WRITTEN PROBLEM: Copy all entries without alteration and skip the pictures they hold.

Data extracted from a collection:
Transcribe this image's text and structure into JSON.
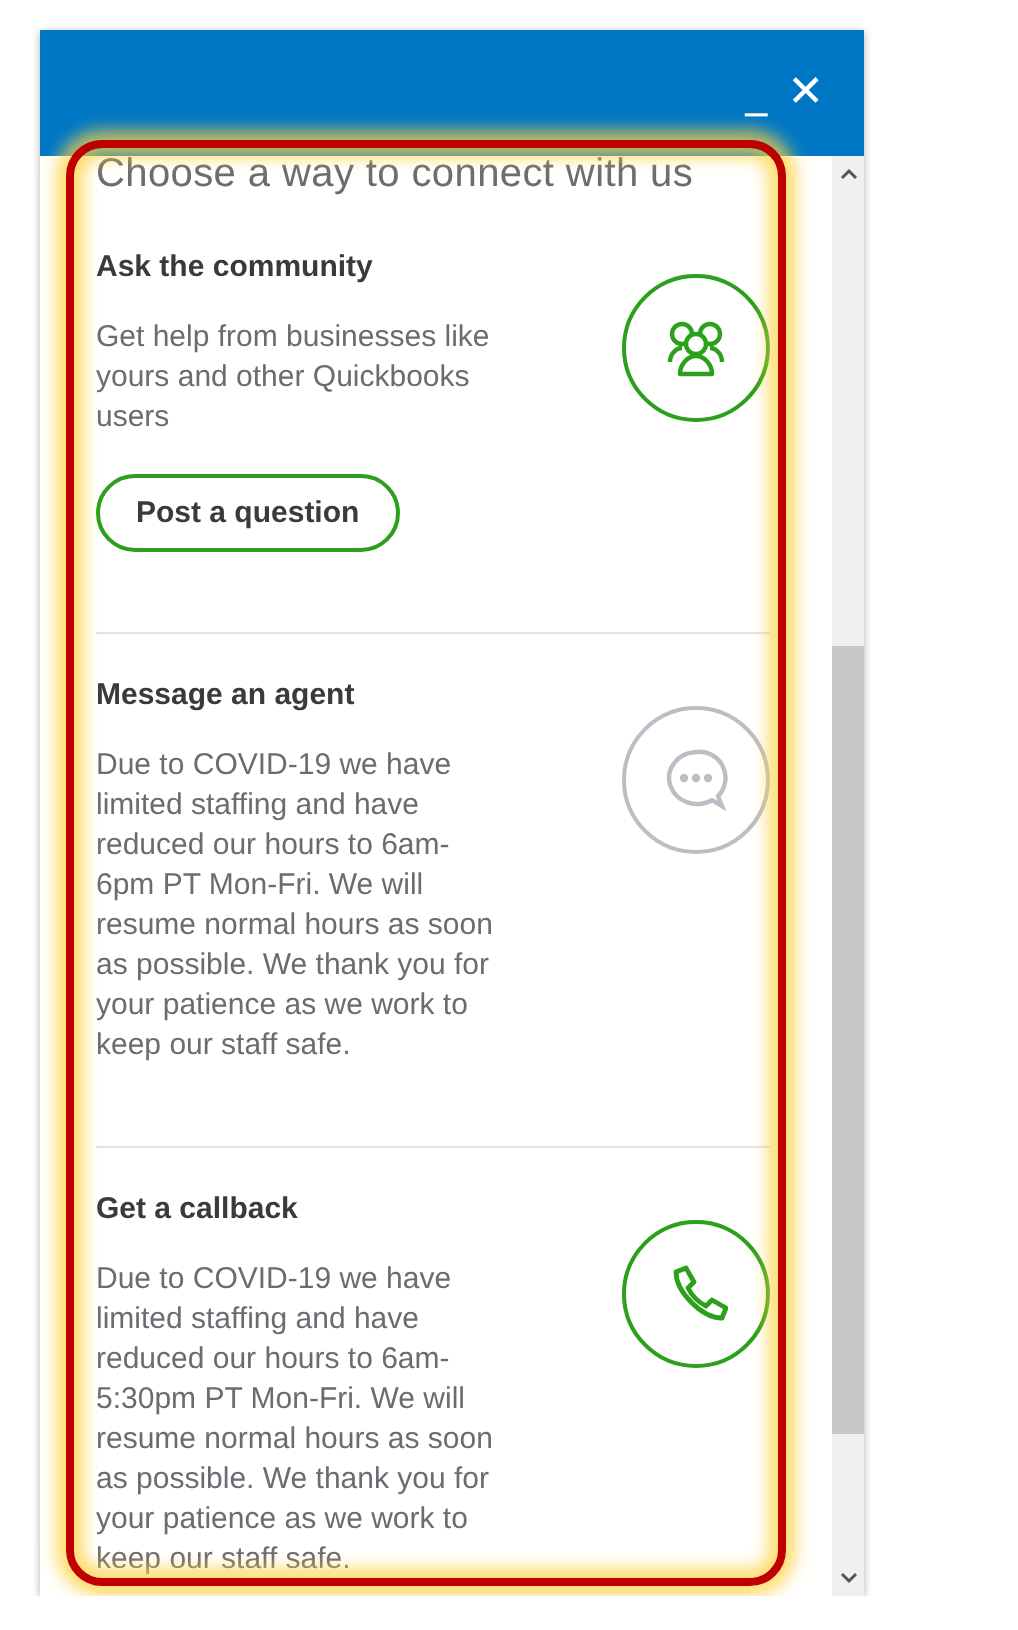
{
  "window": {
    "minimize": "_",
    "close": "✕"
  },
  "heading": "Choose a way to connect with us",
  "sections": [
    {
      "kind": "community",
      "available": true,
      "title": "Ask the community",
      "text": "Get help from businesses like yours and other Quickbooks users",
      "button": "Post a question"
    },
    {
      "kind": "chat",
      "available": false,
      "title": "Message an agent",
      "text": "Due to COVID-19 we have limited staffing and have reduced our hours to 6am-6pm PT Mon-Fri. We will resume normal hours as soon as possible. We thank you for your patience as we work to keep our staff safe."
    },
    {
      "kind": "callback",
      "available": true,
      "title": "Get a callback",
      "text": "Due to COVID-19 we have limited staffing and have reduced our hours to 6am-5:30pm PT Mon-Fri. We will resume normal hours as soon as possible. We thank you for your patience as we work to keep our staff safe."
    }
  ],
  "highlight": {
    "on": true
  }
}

COMPLETE RESPONSE:
Transcribe this image's text and structure into JSON.
{
  "window": {
    "minimize": "_",
    "close": "✕"
  },
  "heading": "Choose a way to connect with us",
  "sections": [
    {
      "kind": "community",
      "available": true,
      "title": "Ask the community",
      "text": "Get help from businesses like yours and other Quickbooks users",
      "button": "Post a question"
    },
    {
      "kind": "chat",
      "available": false,
      "title": "Message an agent",
      "text": "Due to COVID-19 we have limited staffing and have reduced our hours to 6am-6pm PT Mon-Fri. We will resume normal hours as soon as possible. We thank you for your patience as we work to keep our staff safe."
    },
    {
      "kind": "callback",
      "available": true,
      "title": "Get a callback",
      "text": "Due to COVID-19 we have limited staffing and have reduced our hours to 6am-5:30pm PT Mon-Fri. We will resume normal hours as soon as possible. We thank you for your patience as we work to keep our staff safe."
    }
  ],
  "highlight": {
    "on": true
  }
}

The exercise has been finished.